» What to produce
Using the records below, locate all lines containing "hisobga" and return them.

(Extracted records)
* * *
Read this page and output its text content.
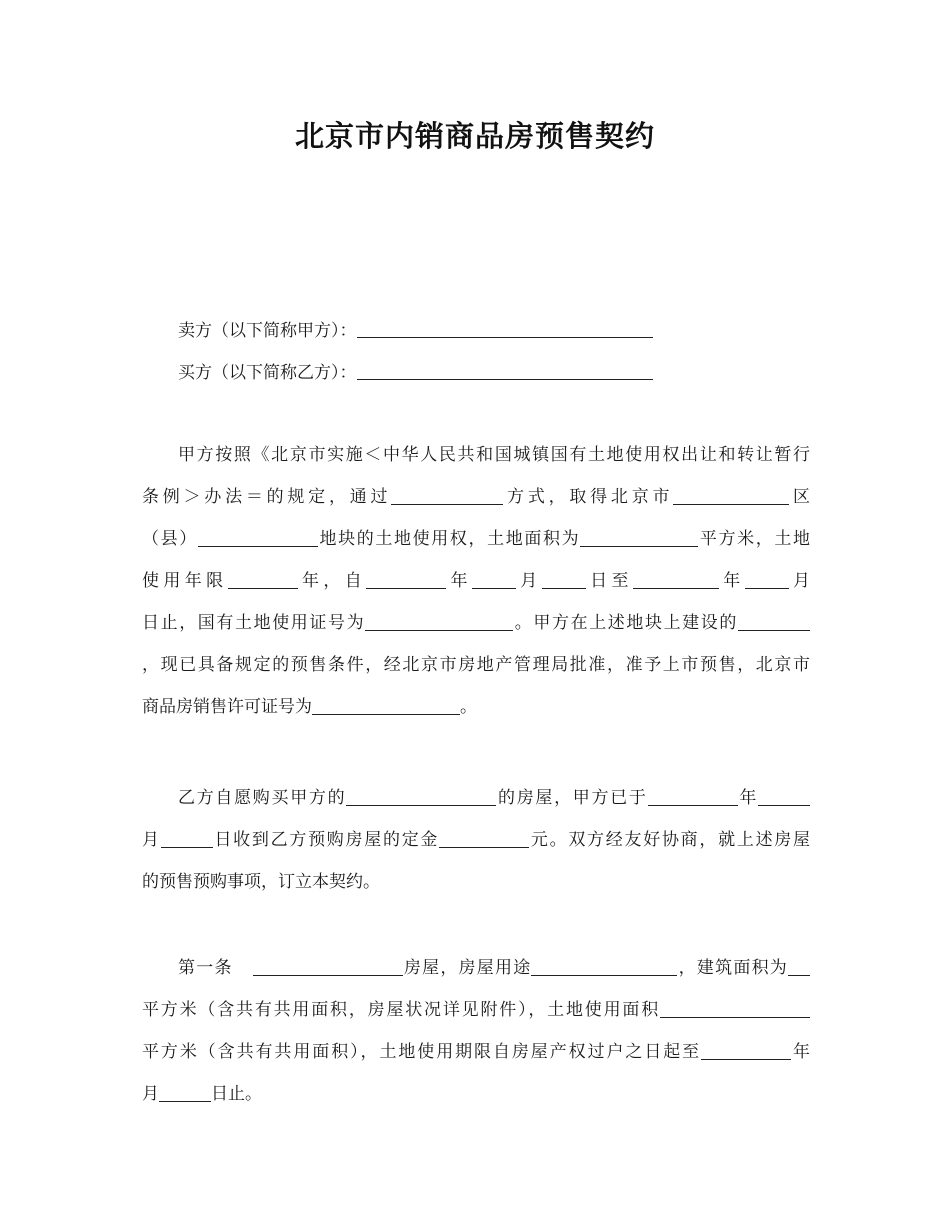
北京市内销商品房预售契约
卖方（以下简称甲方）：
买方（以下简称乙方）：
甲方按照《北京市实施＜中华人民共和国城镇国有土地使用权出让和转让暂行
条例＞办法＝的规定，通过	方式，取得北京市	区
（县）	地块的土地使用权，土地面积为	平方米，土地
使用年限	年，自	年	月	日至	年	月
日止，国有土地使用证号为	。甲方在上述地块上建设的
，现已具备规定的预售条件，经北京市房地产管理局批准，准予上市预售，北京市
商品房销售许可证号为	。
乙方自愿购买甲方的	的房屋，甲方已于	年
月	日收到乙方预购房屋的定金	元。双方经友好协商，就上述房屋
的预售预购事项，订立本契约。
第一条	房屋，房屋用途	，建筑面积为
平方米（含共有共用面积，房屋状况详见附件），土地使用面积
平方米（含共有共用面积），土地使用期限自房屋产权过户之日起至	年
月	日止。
* * *
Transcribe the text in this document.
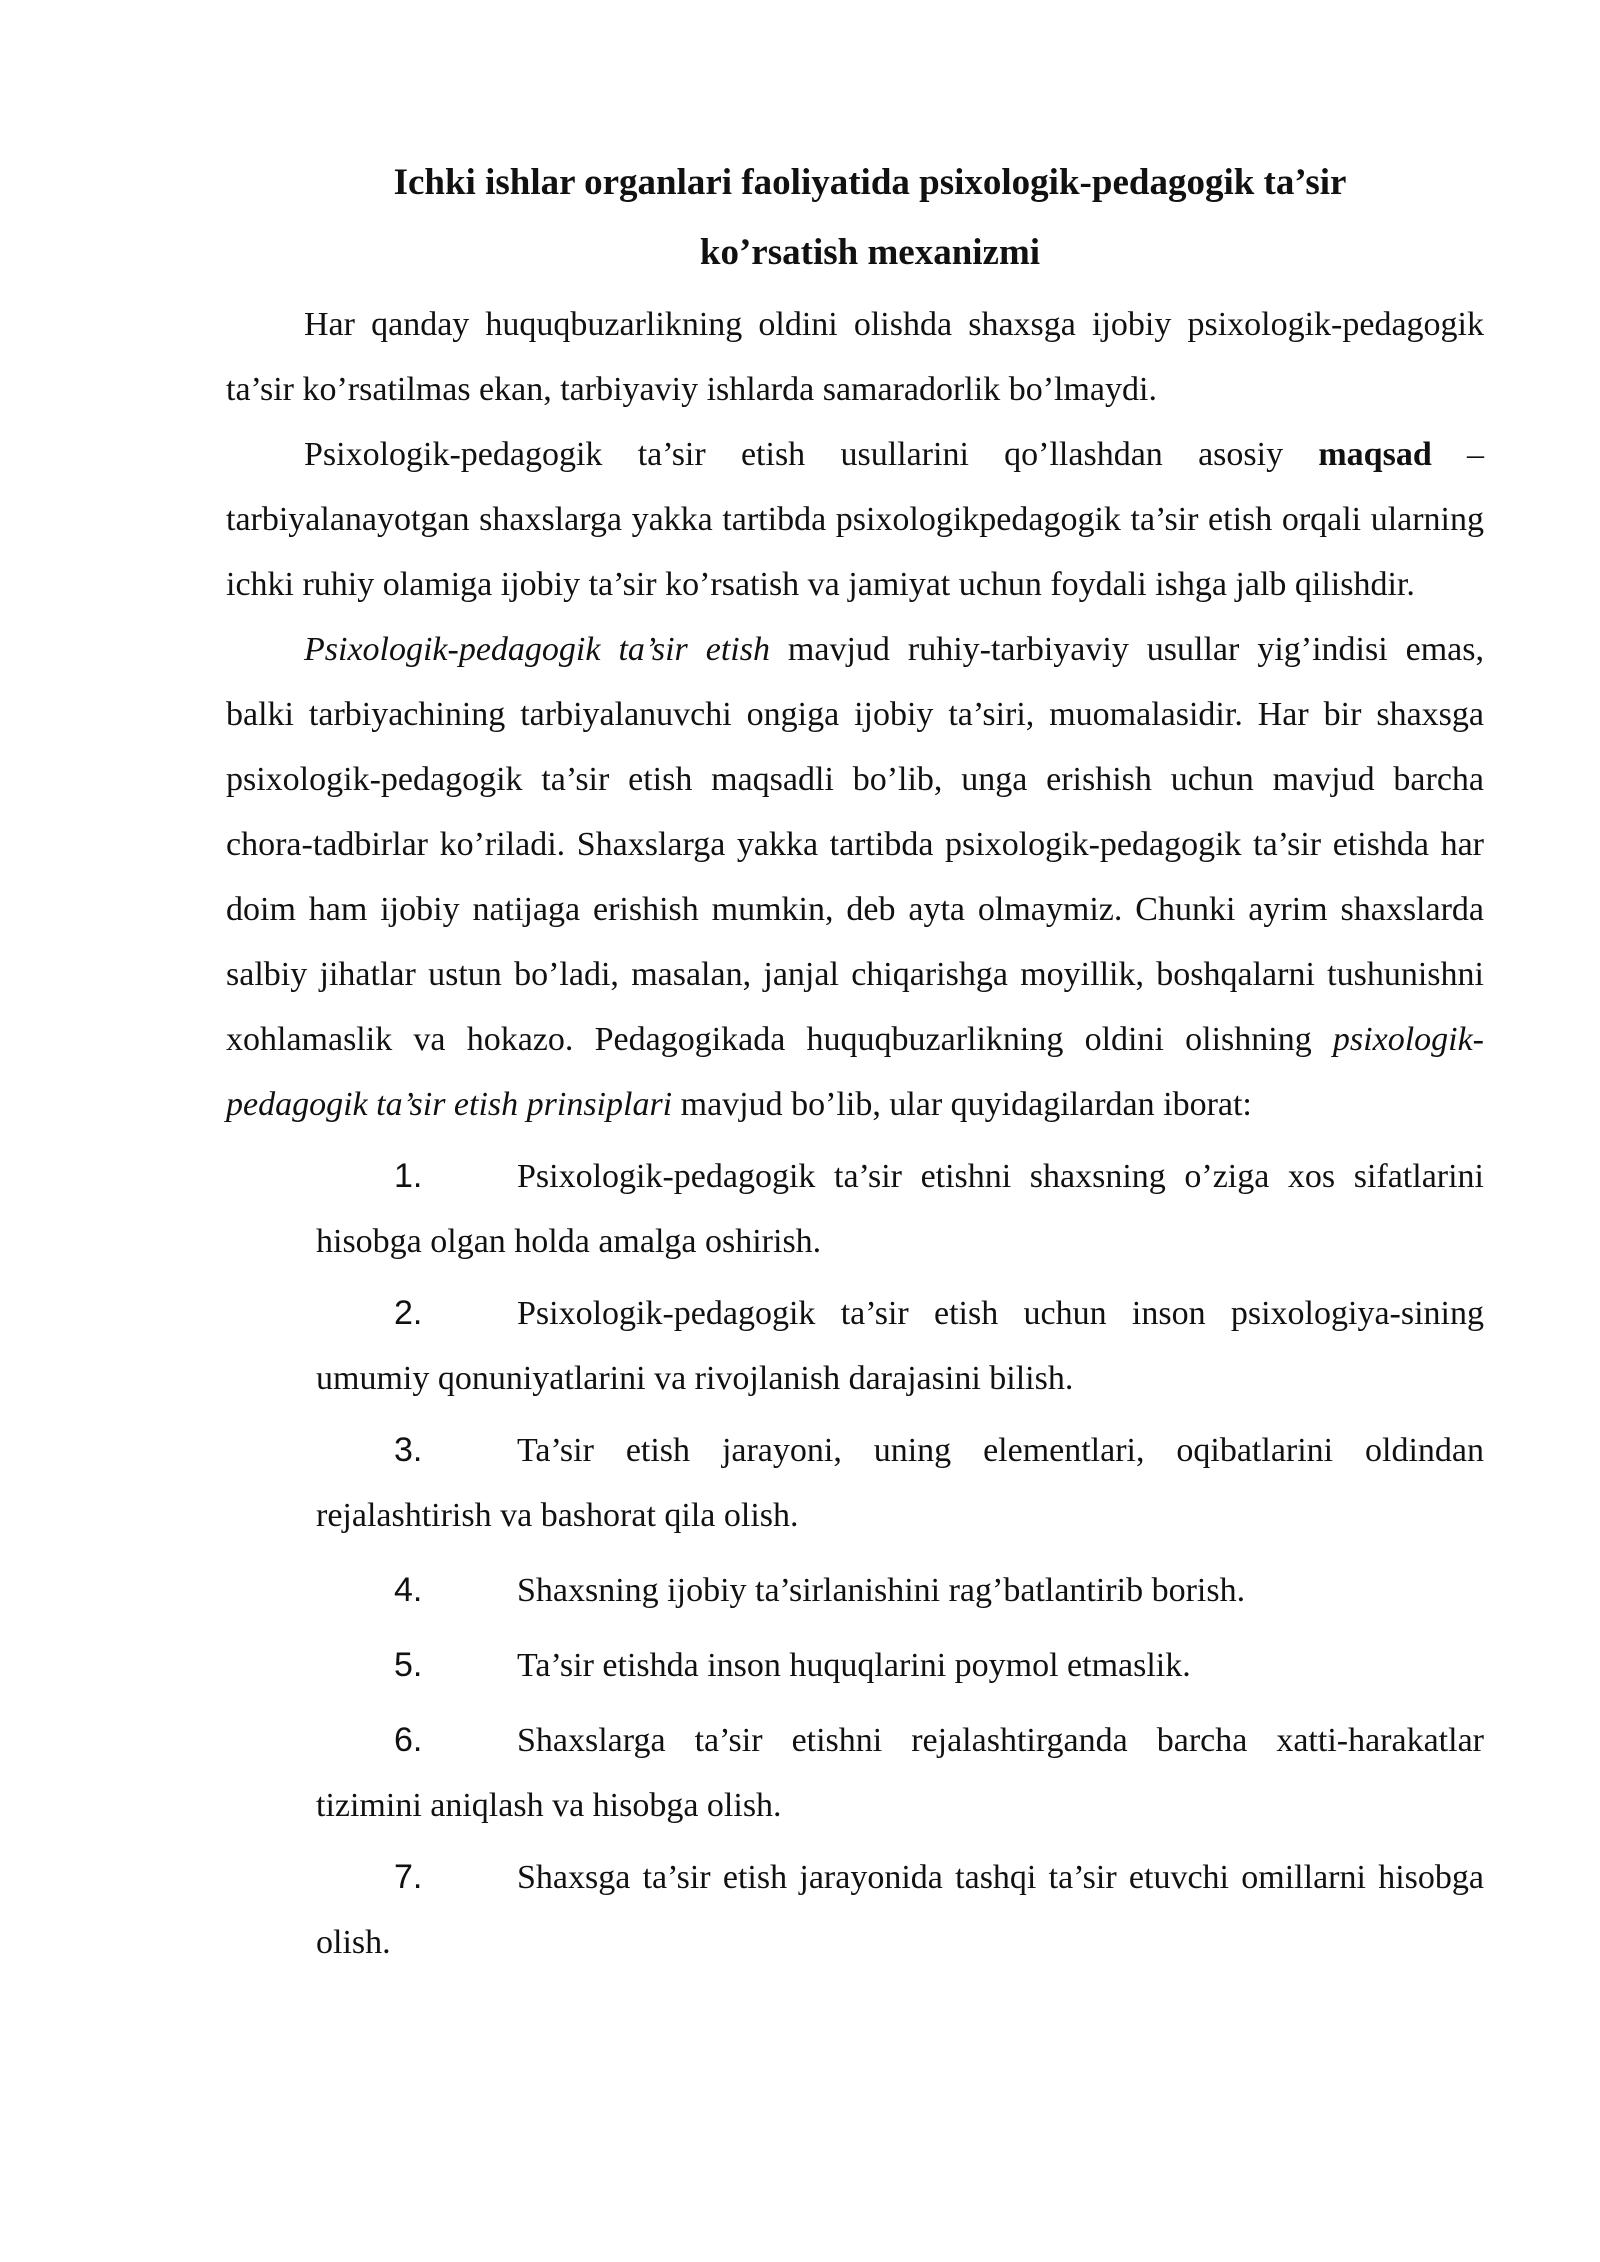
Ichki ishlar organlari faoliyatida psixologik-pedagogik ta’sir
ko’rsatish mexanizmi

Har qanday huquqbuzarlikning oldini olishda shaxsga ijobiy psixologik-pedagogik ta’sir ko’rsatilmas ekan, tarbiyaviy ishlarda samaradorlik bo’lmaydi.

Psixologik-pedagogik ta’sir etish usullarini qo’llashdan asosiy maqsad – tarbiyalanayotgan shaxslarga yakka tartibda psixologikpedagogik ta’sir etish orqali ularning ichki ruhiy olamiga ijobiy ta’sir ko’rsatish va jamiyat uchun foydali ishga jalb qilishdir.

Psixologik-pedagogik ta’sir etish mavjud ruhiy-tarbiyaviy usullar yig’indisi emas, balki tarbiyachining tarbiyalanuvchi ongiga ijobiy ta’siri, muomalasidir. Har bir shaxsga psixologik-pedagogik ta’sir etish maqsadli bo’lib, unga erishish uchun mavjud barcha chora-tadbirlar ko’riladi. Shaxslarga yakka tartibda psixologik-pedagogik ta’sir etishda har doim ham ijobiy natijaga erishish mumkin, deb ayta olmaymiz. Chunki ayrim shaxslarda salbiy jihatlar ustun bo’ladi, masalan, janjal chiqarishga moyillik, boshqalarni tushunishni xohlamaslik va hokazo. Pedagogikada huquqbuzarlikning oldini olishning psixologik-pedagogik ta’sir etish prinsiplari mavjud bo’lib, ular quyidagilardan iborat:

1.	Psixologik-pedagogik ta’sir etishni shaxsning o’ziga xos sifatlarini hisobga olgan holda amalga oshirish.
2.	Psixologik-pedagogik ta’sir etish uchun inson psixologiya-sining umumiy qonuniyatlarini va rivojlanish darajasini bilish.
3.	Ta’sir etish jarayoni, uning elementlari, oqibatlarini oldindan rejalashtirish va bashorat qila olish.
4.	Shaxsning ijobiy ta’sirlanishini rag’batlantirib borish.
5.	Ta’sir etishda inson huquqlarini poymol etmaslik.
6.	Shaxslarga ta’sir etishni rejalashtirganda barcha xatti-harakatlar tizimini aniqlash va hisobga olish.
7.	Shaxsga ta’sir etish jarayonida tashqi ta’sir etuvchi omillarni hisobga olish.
* * *
» Solution to the exercise
1.	Psixologik-pedagogik ta’sir etishni shaxsning o’ziga xos sifatlarini hisobga olgan holda amalga oshirish.
6.	Shaxslarga ta’sir etishni rejalashtirganda barcha xatti-harakatlar tizimini aniqlash va hisobga olish.
7.	Shaxsga ta’sir etish jarayonida tashqi ta’sir etuvchi omillarni hisobga olish.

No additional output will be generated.